• _YOUR GOAL_: Examine the entries and show every line in which the word "true" is found.

* START *

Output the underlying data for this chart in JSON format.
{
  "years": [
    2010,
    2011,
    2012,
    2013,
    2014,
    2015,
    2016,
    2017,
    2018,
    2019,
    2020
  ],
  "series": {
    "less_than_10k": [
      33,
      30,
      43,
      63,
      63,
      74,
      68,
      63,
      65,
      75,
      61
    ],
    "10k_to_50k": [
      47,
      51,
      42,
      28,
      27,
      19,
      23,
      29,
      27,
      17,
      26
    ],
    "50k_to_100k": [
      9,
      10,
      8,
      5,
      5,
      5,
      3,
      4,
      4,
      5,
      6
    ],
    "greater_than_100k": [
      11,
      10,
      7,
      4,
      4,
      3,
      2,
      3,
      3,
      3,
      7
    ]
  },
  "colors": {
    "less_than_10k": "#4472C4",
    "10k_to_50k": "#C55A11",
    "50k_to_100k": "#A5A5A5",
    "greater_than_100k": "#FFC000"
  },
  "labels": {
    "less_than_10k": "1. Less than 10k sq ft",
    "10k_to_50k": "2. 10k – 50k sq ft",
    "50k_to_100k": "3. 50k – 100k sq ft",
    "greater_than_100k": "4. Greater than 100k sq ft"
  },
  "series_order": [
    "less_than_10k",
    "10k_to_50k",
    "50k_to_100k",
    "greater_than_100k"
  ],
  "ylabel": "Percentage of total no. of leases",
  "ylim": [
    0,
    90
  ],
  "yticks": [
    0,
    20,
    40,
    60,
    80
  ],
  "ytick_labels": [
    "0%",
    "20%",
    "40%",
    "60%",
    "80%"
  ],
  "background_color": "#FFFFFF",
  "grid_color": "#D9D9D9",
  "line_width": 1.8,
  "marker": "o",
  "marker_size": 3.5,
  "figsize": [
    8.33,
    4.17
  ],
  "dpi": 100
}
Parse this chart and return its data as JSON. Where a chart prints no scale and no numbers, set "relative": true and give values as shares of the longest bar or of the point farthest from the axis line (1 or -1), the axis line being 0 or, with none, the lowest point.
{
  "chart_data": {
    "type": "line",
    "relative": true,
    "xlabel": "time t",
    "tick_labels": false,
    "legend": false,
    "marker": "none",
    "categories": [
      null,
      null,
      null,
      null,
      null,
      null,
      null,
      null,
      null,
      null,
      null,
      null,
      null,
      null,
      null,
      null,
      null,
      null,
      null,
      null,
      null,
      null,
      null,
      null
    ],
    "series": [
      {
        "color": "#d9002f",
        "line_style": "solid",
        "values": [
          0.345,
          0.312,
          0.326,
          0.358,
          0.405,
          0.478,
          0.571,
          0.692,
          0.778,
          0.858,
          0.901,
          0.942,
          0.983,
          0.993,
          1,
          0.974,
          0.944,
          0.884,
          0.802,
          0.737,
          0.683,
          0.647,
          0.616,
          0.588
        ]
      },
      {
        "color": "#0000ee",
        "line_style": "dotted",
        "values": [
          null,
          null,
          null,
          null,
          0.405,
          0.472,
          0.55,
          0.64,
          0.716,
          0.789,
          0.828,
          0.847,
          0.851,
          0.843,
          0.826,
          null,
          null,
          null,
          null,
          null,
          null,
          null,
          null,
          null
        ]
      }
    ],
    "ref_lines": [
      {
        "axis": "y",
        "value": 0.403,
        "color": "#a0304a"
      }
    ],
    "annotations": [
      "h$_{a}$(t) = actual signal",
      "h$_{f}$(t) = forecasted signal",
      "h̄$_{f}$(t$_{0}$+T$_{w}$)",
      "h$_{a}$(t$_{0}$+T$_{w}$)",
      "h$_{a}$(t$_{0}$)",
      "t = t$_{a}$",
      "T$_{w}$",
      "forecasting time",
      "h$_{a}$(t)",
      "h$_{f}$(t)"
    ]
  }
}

* END *

• _SOLUTION FOR THIS PROBLEM_:
Parse this chart and return its data as JSON. Where a chart prints no scale and no numbers, set "relative": true and give values as shares of the longest bar or of the point farthest from the axis line (1 or -1), the axis line being 0 or, with none, the lowest point.
    "relative": true,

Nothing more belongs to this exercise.